From the listing below, pick out each line with the word "relations".

....

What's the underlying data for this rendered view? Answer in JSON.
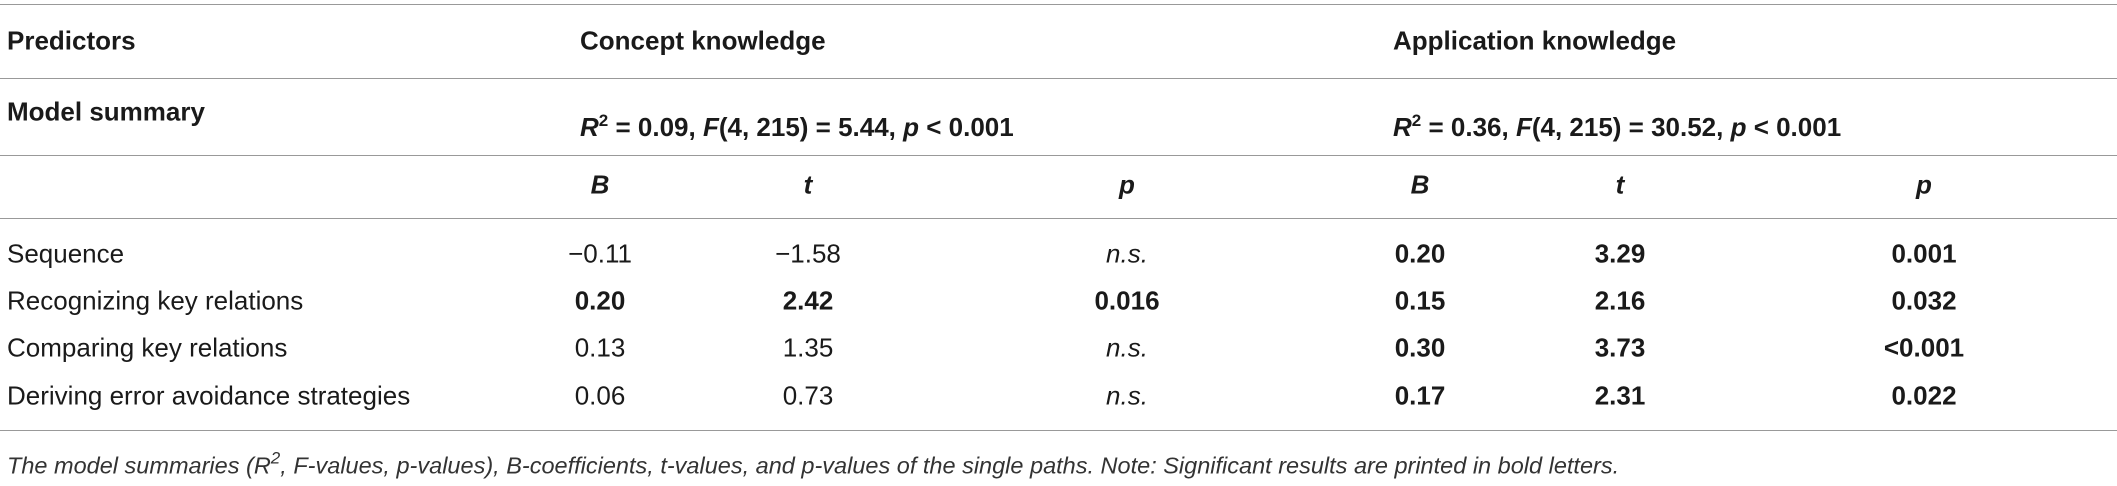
{
  "header": {
    "predictors": "Predictors",
    "concept": "Concept knowledge",
    "application": "Application knowledge"
  },
  "model_summary": {
    "label": "Model summary",
    "concept": [
      "R",
      "2",
      " = 0.09, ",
      "F",
      "(4, 215) = 5.44, ",
      "p",
      " < 0.001"
    ],
    "application": [
      "R",
      "2",
      " = 0.36, ",
      "F",
      "(4, 215) = 30.52, ",
      "p",
      " < 0.001"
    ]
  },
  "columns": [
    "B",
    "t",
    "p",
    "B",
    "t",
    "p"
  ],
  "rows": [
    [
      "Sequence",
      "−0.11",
      "−1.58",
      "n.s.",
      "0.20",
      "3.29",
      "0.001"
    ],
    [
      "Recognizing key relations",
      "0.20",
      "2.42",
      "0.016",
      "0.15",
      "2.16",
      "0.032"
    ],
    [
      "Comparing key relations",
      "0.13",
      "1.35",
      "n.s.",
      "0.30",
      "3.73",
      "<0.001"
    ],
    [
      "Deriving error avoidance strategies",
      "0.06",
      "0.73",
      "n.s.",
      "0.17",
      "2.31",
      "0.022"
    ]
  ],
  "caption": [
    "The model summaries (R",
    "2",
    ", F-values, p-values), B-coefficients, t-values, and p-values of the single paths. Note: Significant results are printed in bold letters."
  ]
}
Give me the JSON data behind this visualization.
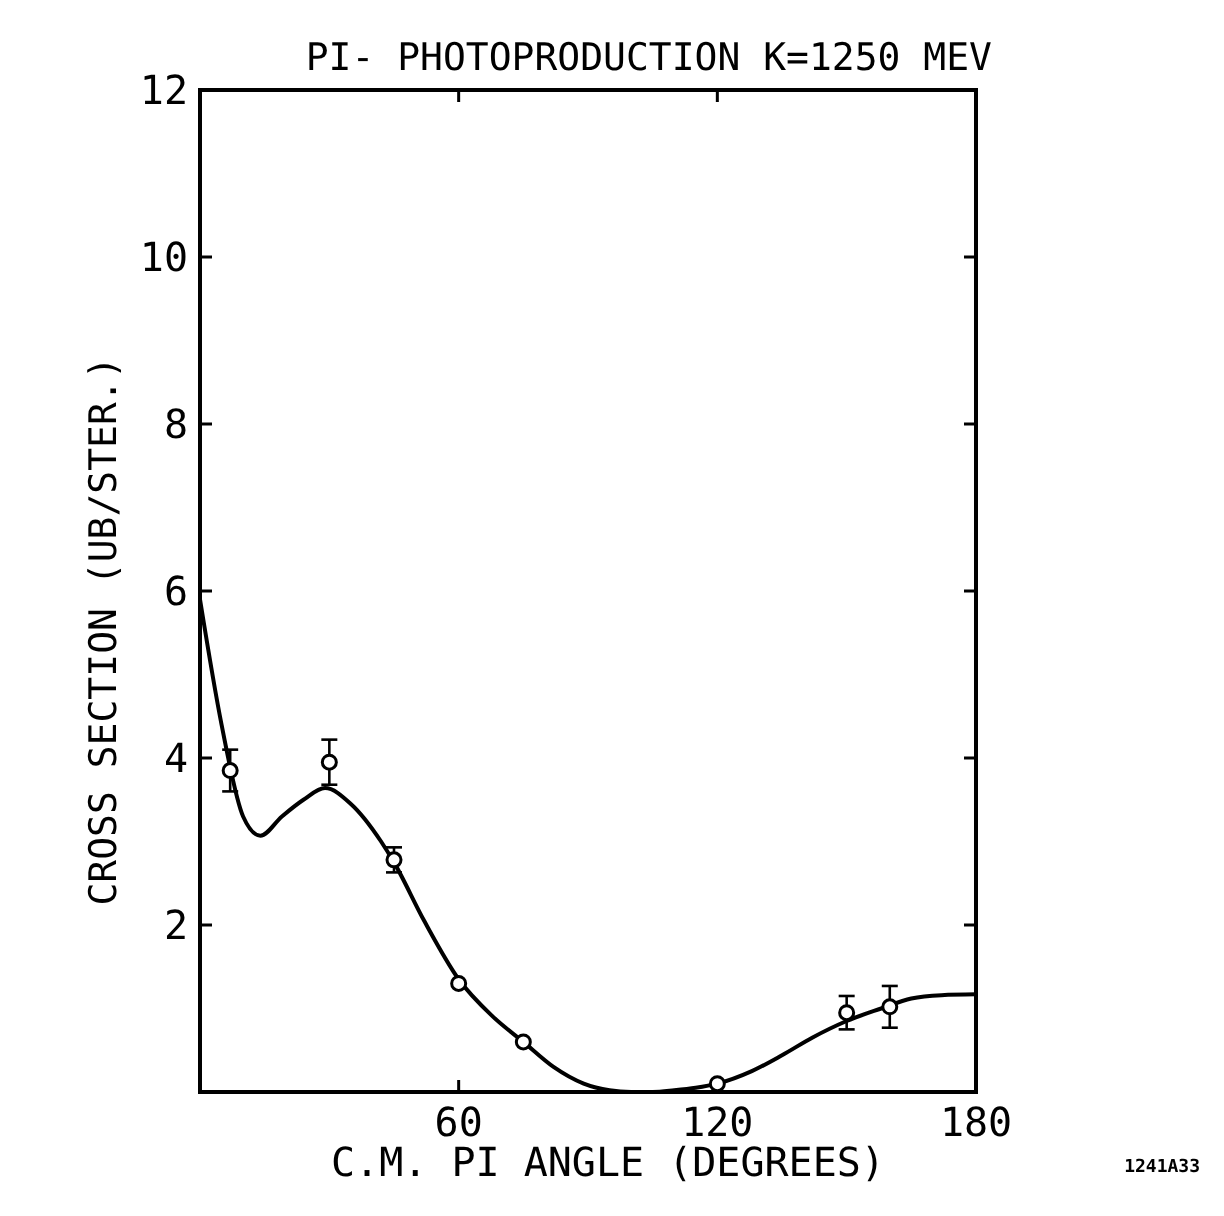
{
  "chart_data": {
    "type": "scatter",
    "title": "PI- PHOTOPRODUCTION K=1250 MEV",
    "xlabel": "C.M. PI ANGLE (DEGREES)",
    "ylabel": "CROSS SECTION (UB/STER.)",
    "annotations": [
      "1241A33"
    ],
    "xlim": [
      0,
      180
    ],
    "xticks": [
      60,
      120,
      180
    ],
    "ylim": [
      0,
      12
    ],
    "yticks": [
      2,
      4,
      6,
      8,
      10,
      12
    ],
    "grid": false,
    "series": [
      {
        "type": "line",
        "color": "#000000",
        "marker": "none",
        "line_style": "solid",
        "x": [
          0,
          5,
          10,
          14,
          19,
          24,
          29,
          35,
          42,
          45,
          52,
          60,
          68,
          75,
          82,
          89,
          95,
          100,
          105,
          110,
          115,
          120,
          128,
          135,
          142,
          150,
          158,
          165,
          172,
          180
        ],
        "values": [
          5.9,
          4.4,
          3.3,
          3.07,
          3.3,
          3.5,
          3.64,
          3.45,
          3.0,
          2.75,
          2.05,
          1.35,
          0.9,
          0.6,
          0.3,
          0.1,
          0.02,
          0.0,
          0.0,
          0.02,
          0.05,
          0.1,
          0.25,
          0.44,
          0.65,
          0.85,
          1.0,
          1.12,
          1.16,
          1.17
        ]
      },
      {
        "color": "#000000",
        "marker": "circle",
        "x": [
          7,
          30,
          45,
          60,
          75,
          120,
          150,
          160
        ],
        "values": [
          3.85,
          3.95,
          2.78,
          1.3,
          0.6,
          0.1,
          0.95,
          1.02
        ],
        "errors": [
          0.25,
          0.27,
          0.15,
          null,
          null,
          null,
          0.2,
          0.25
        ]
      }
    ]
  }
}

....

▸ PROBLEM SOLUTION
      "Recognizing key relations",
      "Comparing key relations",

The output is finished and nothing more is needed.